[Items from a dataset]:
>>>
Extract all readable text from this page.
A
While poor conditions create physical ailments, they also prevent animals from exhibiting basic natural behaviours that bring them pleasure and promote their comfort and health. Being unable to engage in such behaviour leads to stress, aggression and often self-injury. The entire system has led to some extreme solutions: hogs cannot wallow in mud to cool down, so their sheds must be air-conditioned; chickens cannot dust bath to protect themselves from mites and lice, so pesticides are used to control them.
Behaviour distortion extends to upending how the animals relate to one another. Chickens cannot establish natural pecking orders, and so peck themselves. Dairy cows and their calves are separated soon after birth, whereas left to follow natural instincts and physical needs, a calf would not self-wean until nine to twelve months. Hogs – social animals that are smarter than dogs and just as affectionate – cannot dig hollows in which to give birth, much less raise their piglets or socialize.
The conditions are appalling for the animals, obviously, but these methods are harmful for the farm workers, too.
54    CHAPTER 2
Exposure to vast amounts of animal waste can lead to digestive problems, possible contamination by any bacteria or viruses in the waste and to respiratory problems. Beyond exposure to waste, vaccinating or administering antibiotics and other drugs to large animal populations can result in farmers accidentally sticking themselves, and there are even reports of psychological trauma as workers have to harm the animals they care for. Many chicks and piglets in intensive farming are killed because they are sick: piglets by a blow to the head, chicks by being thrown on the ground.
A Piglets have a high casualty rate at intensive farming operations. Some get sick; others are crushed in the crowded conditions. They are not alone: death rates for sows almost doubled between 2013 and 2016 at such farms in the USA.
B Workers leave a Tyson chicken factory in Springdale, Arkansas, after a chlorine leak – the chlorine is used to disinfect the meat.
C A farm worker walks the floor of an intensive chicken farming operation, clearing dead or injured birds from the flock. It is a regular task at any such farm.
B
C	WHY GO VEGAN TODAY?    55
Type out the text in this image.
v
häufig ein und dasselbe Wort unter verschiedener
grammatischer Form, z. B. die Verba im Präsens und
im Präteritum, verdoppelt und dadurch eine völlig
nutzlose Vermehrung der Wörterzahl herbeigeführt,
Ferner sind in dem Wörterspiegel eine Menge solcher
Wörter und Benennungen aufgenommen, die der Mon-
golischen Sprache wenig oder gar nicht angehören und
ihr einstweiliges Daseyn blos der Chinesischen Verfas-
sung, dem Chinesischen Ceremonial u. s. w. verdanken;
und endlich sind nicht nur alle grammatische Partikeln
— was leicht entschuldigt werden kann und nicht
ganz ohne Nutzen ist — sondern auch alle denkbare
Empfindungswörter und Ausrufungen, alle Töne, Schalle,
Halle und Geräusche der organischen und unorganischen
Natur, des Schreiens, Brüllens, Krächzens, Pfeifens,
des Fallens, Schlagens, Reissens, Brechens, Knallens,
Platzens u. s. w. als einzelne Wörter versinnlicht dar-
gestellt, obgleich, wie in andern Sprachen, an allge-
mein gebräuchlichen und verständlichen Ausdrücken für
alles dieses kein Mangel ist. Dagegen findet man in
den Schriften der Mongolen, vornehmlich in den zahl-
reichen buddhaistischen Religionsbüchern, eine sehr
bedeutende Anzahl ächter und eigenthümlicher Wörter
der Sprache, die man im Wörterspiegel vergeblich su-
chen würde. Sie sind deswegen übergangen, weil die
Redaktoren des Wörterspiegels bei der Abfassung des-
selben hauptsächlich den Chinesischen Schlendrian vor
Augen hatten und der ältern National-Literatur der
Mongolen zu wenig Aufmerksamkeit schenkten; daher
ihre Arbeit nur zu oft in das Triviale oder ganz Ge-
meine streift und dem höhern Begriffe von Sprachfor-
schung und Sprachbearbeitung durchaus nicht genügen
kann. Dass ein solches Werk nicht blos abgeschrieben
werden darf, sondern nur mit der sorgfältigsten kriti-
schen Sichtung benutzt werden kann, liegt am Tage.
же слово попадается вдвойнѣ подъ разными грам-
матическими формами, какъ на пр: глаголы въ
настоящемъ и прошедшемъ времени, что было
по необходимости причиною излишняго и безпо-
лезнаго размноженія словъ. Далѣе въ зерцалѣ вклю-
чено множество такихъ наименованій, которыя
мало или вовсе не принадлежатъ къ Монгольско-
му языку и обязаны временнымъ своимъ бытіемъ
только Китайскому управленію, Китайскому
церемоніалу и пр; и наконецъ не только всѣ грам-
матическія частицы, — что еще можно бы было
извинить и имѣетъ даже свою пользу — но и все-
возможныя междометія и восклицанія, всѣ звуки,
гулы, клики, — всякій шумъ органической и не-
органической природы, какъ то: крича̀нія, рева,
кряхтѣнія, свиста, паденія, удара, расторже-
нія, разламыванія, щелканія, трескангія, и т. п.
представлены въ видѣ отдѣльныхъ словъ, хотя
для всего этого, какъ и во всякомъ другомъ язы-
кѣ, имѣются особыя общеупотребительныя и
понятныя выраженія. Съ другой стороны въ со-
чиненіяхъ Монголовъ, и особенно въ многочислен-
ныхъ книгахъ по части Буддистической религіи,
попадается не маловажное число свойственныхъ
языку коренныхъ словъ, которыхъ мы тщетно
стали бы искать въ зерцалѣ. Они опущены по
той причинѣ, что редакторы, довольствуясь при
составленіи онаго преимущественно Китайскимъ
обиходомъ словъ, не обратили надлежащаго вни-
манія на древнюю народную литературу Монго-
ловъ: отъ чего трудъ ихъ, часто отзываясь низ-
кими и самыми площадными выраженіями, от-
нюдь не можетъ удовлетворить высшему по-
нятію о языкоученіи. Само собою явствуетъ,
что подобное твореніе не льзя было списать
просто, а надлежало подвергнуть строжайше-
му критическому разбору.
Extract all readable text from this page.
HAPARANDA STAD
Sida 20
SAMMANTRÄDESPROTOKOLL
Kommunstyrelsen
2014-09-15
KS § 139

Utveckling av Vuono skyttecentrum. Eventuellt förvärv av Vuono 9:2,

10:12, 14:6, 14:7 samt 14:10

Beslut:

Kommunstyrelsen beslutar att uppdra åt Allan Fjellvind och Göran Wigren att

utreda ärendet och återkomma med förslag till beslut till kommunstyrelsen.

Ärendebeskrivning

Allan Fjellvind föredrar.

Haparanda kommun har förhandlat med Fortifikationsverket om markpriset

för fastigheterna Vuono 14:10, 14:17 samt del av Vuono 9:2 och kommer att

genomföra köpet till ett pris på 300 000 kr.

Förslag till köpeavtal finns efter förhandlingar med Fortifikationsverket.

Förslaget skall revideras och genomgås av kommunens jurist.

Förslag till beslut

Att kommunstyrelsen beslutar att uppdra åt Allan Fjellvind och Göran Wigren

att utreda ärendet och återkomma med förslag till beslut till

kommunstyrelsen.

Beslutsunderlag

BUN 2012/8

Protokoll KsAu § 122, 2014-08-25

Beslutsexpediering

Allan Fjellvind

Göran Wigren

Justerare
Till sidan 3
<<<
[PROMPT]:
Nothing in the data should be altered; please repeat it exactly.

[COMPLETED EXERCISE]:
Extract all readable text from this page.
A
While poor conditions create physical ailments, they also prevent animals from exhibiting basic natural behaviours that bring them pleasure and promote their comfort and health. Being unable to engage in such behaviour leads to stress, aggression and often self-injury. The entire system has led to some extreme solutions: hogs cannot wallow in mud to cool down, so their sheds must be air-conditioned; chickens cannot dust bath to protect themselves from mites and lice, so pesticides are used to control them.
Behaviour distortion extends to upending how the animals relate to one another. Chickens cannot establish natural pecking orders, and so peck themselves. Dairy cows and their calves are separated soon after birth, whereas left to follow natural instincts and physical needs, a calf would not self-wean until nine to twelve months. Hogs – social animals that are smarter than dogs and just as affectionate – cannot dig hollows in which to give birth, much less raise their piglets or socialize.
The conditions are appalling for the animals, obviously, but these methods are harmful for the farm workers, too.
54    CHAPTER 2
Exposure to vast amounts of animal waste can lead to digestive problems, possible contamination by any bacteria or viruses in the waste and to respiratory problems. Beyond exposure to waste, vaccinating or administering antibiotics and other drugs to large animal populations can result in farmers accidentally sticking themselves, and there are even reports of psychological trauma as workers have to harm the animals they care for. Many chicks and piglets in intensive farming are killed because they are sick: piglets by a blow to the head, chicks by being thrown on the ground.
A Piglets have a high casualty rate at intensive farming operations. Some get sick; others are crushed in the crowded conditions. They are not alone: death rates for sows almost doubled between 2013 and 2016 at such farms in the USA.
B Workers leave a Tyson chicken factory in Springdale, Arkansas, after a chlorine leak – the chlorine is used to disinfect the meat.
C A farm worker walks the floor of an intensive chicken farming operation, clearing dead or injured birds from the flock. It is a regular task at any such farm.
B
C	WHY GO VEGAN TODAY?    55
Type out the text in this image.
v
häufig ein und dasselbe Wort unter verschiedener
grammatischer Form, z. B. die Verba im Präsens und
im Präteritum, verdoppelt und dadurch eine völlig
nutzlose Vermehrung der Wörterzahl herbeigeführt,
Ferner sind in dem Wörterspiegel eine Menge solcher
Wörter und Benennungen aufgenommen, die der Mon-
golischen Sprache wenig oder gar nicht angehören und
ihr einstweiliges Daseyn blos der Chinesischen Verfas-
sung, dem Chinesischen Ceremonial u. s. w. verdanken;
und endlich sind nicht nur alle grammatische Partikeln
— was leicht entschuldigt werden kann und nicht
ganz ohne Nutzen ist — sondern auch alle denkbare
Empfindungswörter und Ausrufungen, alle Töne, Schalle,
Halle und Geräusche der organischen und unorganischen
Natur, des Schreiens, Brüllens, Krächzens, Pfeifens,
des Fallens, Schlagens, Reissens, Brechens, Knallens,
Platzens u. s. w. als einzelne Wörter versinnlicht dar-
gestellt, obgleich, wie in andern Sprachen, an allge-
mein gebräuchlichen und verständlichen Ausdrücken für
alles dieses kein Mangel ist. Dagegen findet man in
den Schriften der Mongolen, vornehmlich in den zahl-
reichen buddhaistischen Religionsbüchern, eine sehr
bedeutende Anzahl ächter und eigenthümlicher Wörter
der Sprache, die man im Wörterspiegel vergeblich su-
chen würde. Sie sind deswegen übergangen, weil die
Redaktoren des Wörterspiegels bei der Abfassung des-
selben hauptsächlich den Chinesischen Schlendrian vor
Augen hatten und der ältern National-Literatur der
Mongolen zu wenig Aufmerksamkeit schenkten; daher
ihre Arbeit nur zu oft in das Triviale oder ganz Ge-
meine streift und dem höhern Begriffe von Sprachfor-
schung und Sprachbearbeitung durchaus nicht genügen
kann. Dass ein solches Werk nicht blos abgeschrieben
werden darf, sondern nur mit der sorgfältigsten kriti-
schen Sichtung benutzt werden kann, liegt am Tage.
же слово попадается вдвойнѣ подъ разными грам-
матическими формами, какъ на пр: глаголы въ
настоящемъ и прошедшемъ времени, что было
по необходимости причиною излишняго и безпо-
лезнаго размноженія словъ. Далѣе въ зерцалѣ вклю-
чено множество такихъ наименованій, которыя
мало или вовсе не принадлежатъ къ Монгольско-
му языку и обязаны временнымъ своимъ бытіемъ
только Китайскому управленію, Китайскому
церемоніалу и пр; и наконецъ не только всѣ грам-
матическія частицы, — что еще можно бы было
извинить и имѣетъ даже свою пользу — но и все-
возможныя междометія и восклицанія, всѣ звуки,
гулы, клики, — всякій шумъ органической и не-
органической природы, какъ то: крича̀нія, рева,
кряхтѣнія, свиста, паденія, удара, расторже-
нія, разламыванія, щелканія, трескангія, и т. п.
представлены въ видѣ отдѣльныхъ словъ, хотя
для всего этого, какъ и во всякомъ другомъ язы-
кѣ, имѣются особыя общеупотребительныя и
понятныя выраженія. Съ другой стороны въ со-
чиненіяхъ Монголовъ, и особенно въ многочислен-
ныхъ книгахъ по части Буддистической религіи,
попадается не маловажное число свойственныхъ
языку коренныхъ словъ, которыхъ мы тщетно
стали бы искать въ зерцалѣ. Они опущены по
той причинѣ, что редакторы, довольствуясь при
составленіи онаго преимущественно Китайскимъ
обиходомъ словъ, не обратили надлежащаго вни-
манія на древнюю народную литературу Монго-
ловъ: отъ чего трудъ ихъ, часто отзываясь низ-
кими и самыми площадными выраженіями, от-
нюдь не можетъ удовлетворить высшему по-
нятію о языкоученіи. Само собою явствуетъ,
что подобное твореніе не льзя было списать
просто, а надлежало подвергнуть строжайше-
му критическому разбору.
Extract all readable text from this page.
HAPARANDA STAD
Sida 20
SAMMANTRÄDESPROTOKOLL
Kommunstyrelsen
2014-09-15
KS § 139

Utveckling av Vuono skyttecentrum. Eventuellt förvärv av Vuono 9:2,

10:12, 14:6, 14:7 samt 14:10

Beslut:

Kommunstyrelsen beslutar att uppdra åt Allan Fjellvind och Göran Wigren att

utreda ärendet och återkomma med förslag till beslut till kommunstyrelsen.

Ärendebeskrivning

Allan Fjellvind föredrar.

Haparanda kommun har förhandlat med Fortifikationsverket om markpriset

för fastigheterna Vuono 14:10, 14:17 samt del av Vuono 9:2 och kommer att

genomföra köpet till ett pris på 300 000 kr.

Förslag till köpeavtal finns efter förhandlingar med Fortifikationsverket.

Förslaget skall revideras och genomgås av kommunens jurist.

Förslag till beslut

Att kommunstyrelsen beslutar att uppdra åt Allan Fjellvind och Göran Wigren

att utreda ärendet och återkomma med förslag till beslut till

kommunstyrelsen.

Beslutsunderlag

BUN 2012/8

Protokoll KsAu § 122, 2014-08-25

Beslutsexpediering

Allan Fjellvind

Göran Wigren

Justerare
Till sidan 3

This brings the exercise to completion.